> [GIVEN INFORMATION]
------------

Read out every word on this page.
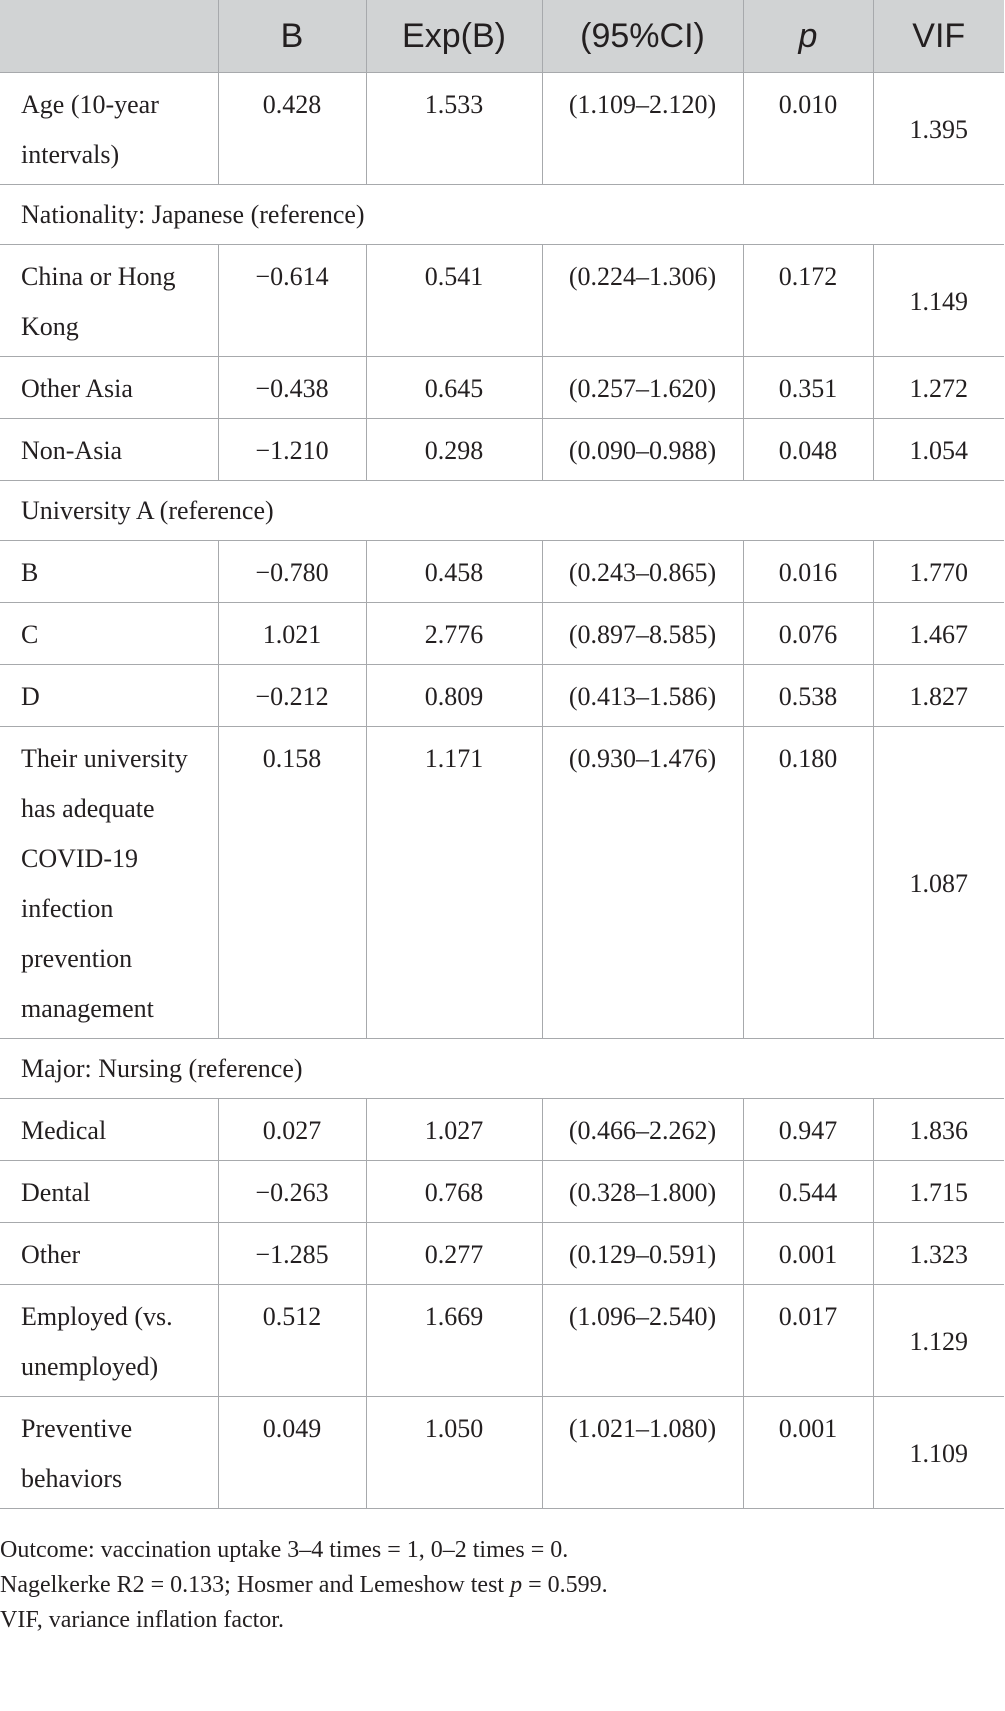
	B	Exp(B)	(95%CI)	p	VIF
Age (10-year intervals)	0.428	1.533	(1.109–2.120)	0.010	1.395
Nationality: Japanese (reference)					
China or Hong Kong	−0.614	0.541	(0.224–1.306)	0.172	1.149
Other Asia	−0.438	0.645	(0.257–1.620)	0.351	1.272
Non-Asia	−1.210	0.298	(0.090–0.988)	0.048	1.054
University A (reference)					
B	−0.780	0.458	(0.243–0.865)	0.016	1.770
C	1.021	2.776	(0.897–8.585)	0.076	1.467
D	−0.212	0.809	(0.413–1.586)	0.538	1.827
Their university has adequate COVID-19 infection prevention management	0.158	1.171	(0.930–1.476)	0.180	1.087
Major: Nursing (reference)					
Medical	0.027	1.027	(0.466–2.262)	0.947	1.836
Dental	−0.263	0.768	(0.328–1.800)	0.544	1.715
Other	−1.285	0.277	(0.129–0.591)	0.001	1.323
Employed (vs. unemployed)	0.512	1.669	(1.096–2.540)	0.017	1.129
Preventive behaviors	0.049	1.050	(1.021–1.080)	0.001	1.109
Outcome: vaccination uptake 3–4 times = 1, 0–2 times = 0.
Nagelkerke R2 = 0.133; Hosmer and Lemeshow test p = 0.599.
VIF, variance inflation factor.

------------

> [REQUIRED WORK] Pull out all lines in the data above that include "Asia".

> [SOLUTION TO THIS EXERCISE]
Other Asia	−0.438	0.645	(0.257–1.620)	0.351	1.272
Non-Asia	−1.210	0.298	(0.090–0.988)	0.048	1.054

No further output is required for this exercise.